## Job
Copy each row below verbatim, from first to last, with nothing added, dropped, or changed.

## Dataset entries

======

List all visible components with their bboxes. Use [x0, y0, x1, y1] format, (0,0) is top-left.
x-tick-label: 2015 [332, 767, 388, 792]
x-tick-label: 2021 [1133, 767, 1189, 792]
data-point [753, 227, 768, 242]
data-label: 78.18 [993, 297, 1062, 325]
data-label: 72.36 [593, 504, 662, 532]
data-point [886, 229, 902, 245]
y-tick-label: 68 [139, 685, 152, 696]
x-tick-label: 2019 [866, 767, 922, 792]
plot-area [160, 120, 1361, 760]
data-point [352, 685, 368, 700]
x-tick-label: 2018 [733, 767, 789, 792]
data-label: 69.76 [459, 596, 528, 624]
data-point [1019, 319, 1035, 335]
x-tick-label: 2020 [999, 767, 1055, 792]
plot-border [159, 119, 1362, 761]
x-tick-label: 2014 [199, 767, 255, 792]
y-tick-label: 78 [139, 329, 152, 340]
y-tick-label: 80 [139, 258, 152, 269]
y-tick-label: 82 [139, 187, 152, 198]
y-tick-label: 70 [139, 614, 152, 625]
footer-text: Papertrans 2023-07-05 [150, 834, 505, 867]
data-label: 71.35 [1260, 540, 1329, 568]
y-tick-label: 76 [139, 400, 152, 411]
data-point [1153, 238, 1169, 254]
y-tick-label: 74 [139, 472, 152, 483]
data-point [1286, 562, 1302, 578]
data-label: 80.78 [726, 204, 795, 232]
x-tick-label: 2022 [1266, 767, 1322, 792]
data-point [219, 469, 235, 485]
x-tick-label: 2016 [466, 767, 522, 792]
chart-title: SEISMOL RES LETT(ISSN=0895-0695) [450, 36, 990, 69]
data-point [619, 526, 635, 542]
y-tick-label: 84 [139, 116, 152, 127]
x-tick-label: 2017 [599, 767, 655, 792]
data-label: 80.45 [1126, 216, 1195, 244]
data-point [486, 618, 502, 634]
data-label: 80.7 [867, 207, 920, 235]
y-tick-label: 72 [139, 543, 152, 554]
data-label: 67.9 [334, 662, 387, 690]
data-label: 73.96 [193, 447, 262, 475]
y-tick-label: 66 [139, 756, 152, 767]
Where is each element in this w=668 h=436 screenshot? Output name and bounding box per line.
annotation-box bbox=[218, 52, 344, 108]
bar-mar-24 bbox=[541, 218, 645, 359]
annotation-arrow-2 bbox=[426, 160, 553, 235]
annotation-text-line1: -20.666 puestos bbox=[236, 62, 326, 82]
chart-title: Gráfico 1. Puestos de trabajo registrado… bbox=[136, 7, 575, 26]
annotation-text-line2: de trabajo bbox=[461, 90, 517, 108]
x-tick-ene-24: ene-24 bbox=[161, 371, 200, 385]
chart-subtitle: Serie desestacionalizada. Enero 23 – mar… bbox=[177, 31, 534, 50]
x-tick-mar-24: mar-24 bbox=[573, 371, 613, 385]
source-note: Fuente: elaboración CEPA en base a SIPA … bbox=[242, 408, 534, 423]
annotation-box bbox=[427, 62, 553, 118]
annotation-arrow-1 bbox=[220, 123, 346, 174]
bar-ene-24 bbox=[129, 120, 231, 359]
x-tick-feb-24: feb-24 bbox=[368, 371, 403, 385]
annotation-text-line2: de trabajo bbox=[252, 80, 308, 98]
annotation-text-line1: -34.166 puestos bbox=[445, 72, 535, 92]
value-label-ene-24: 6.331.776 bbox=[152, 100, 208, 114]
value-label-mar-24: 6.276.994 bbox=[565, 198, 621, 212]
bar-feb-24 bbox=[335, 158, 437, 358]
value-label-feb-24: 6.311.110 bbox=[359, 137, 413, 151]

======

## Exercise response
List all visible components with their bboxes. Use [x0, y0, x1, y1] format, (0,0) is top-left.
x-tick-label: 2015 [332, 767, 388, 792]
x-tick-label: 2021 [1133, 767, 1189, 792]
data-point [753, 227, 768, 242]
data-label: 78.18 [993, 297, 1062, 325]
data-label: 72.36 [593, 504, 662, 532]
data-point [886, 229, 902, 245]
y-tick-label: 68 [139, 685, 152, 696]
x-tick-label: 2019 [866, 767, 922, 792]
plot-area [160, 120, 1361, 760]
data-point [352, 685, 368, 700]
x-tick-label: 2018 [733, 767, 789, 792]
data-label: 69.76 [459, 596, 528, 624]
data-point [1019, 319, 1035, 335]
x-tick-label: 2020 [999, 767, 1055, 792]
plot-border [159, 119, 1362, 761]
x-tick-label: 2014 [199, 767, 255, 792]
y-tick-label: 78 [139, 329, 152, 340]
y-tick-label: 80 [139, 258, 152, 269]
y-tick-label: 82 [139, 187, 152, 198]
y-tick-label: 70 [139, 614, 152, 625]
footer-text: Papertrans 2023-07-05 [150, 834, 505, 867]
data-label: 71.35 [1260, 540, 1329, 568]
y-tick-label: 76 [139, 400, 152, 411]
data-point [1153, 238, 1169, 254]
y-tick-label: 74 [139, 472, 152, 483]
data-point [1286, 562, 1302, 578]
data-label: 80.78 [726, 204, 795, 232]
x-tick-label: 2022 [1266, 767, 1322, 792]
data-point [219, 469, 235, 485]
x-tick-label: 2016 [466, 767, 522, 792]
chart-title: SEISMOL RES LETT(ISSN=0895-0695) [450, 36, 990, 69]
data-point [619, 526, 635, 542]
y-tick-label: 84 [139, 116, 152, 127]
x-tick-label: 2017 [599, 767, 655, 792]
data-label: 80.45 [1126, 216, 1195, 244]
data-point [486, 618, 502, 634]
data-label: 80.7 [867, 207, 920, 235]
y-tick-label: 72 [139, 543, 152, 554]
data-label: 67.9 [334, 662, 387, 690]
data-label: 73.96 [193, 447, 262, 475]
y-tick-label: 66 [139, 756, 152, 767]
Where is each element in this w=668 h=436 screenshot? Output name and bounding box per line.
annotation-box bbox=[218, 52, 344, 108]
bar-mar-24 bbox=[541, 218, 645, 359]
annotation-arrow-2 bbox=[426, 160, 553, 235]
annotation-text-line1: -20.666 puestos bbox=[236, 62, 326, 82]
chart-title: Gráfico 1. Puestos de trabajo registrado… bbox=[136, 7, 575, 26]
annotation-text-line2: de trabajo bbox=[461, 90, 517, 108]
x-tick-ene-24: ene-24 bbox=[161, 371, 200, 385]
chart-subtitle: Serie desestacionalizada. Enero 23 – mar… bbox=[177, 31, 534, 50]
x-tick-mar-24: mar-24 bbox=[573, 371, 613, 385]
source-note: Fuente: elaboración CEPA en base a SIPA … bbox=[242, 408, 534, 423]
annotation-box bbox=[427, 62, 553, 118]
annotation-arrow-1 bbox=[220, 123, 346, 174]
bar-ene-24 bbox=[129, 120, 231, 359]
x-tick-feb-24: feb-24 bbox=[368, 371, 403, 385]
annotation-text-line2: de trabajo bbox=[252, 80, 308, 98]
annotation-text-line1: -34.166 puestos bbox=[445, 72, 535, 92]
value-label-ene-24: 6.331.776 bbox=[152, 100, 208, 114]
value-label-mar-24: 6.276.994 bbox=[565, 198, 621, 212]
bar-feb-24 bbox=[335, 158, 437, 358]
value-label-feb-24: 6.311.110 bbox=[359, 137, 413, 151]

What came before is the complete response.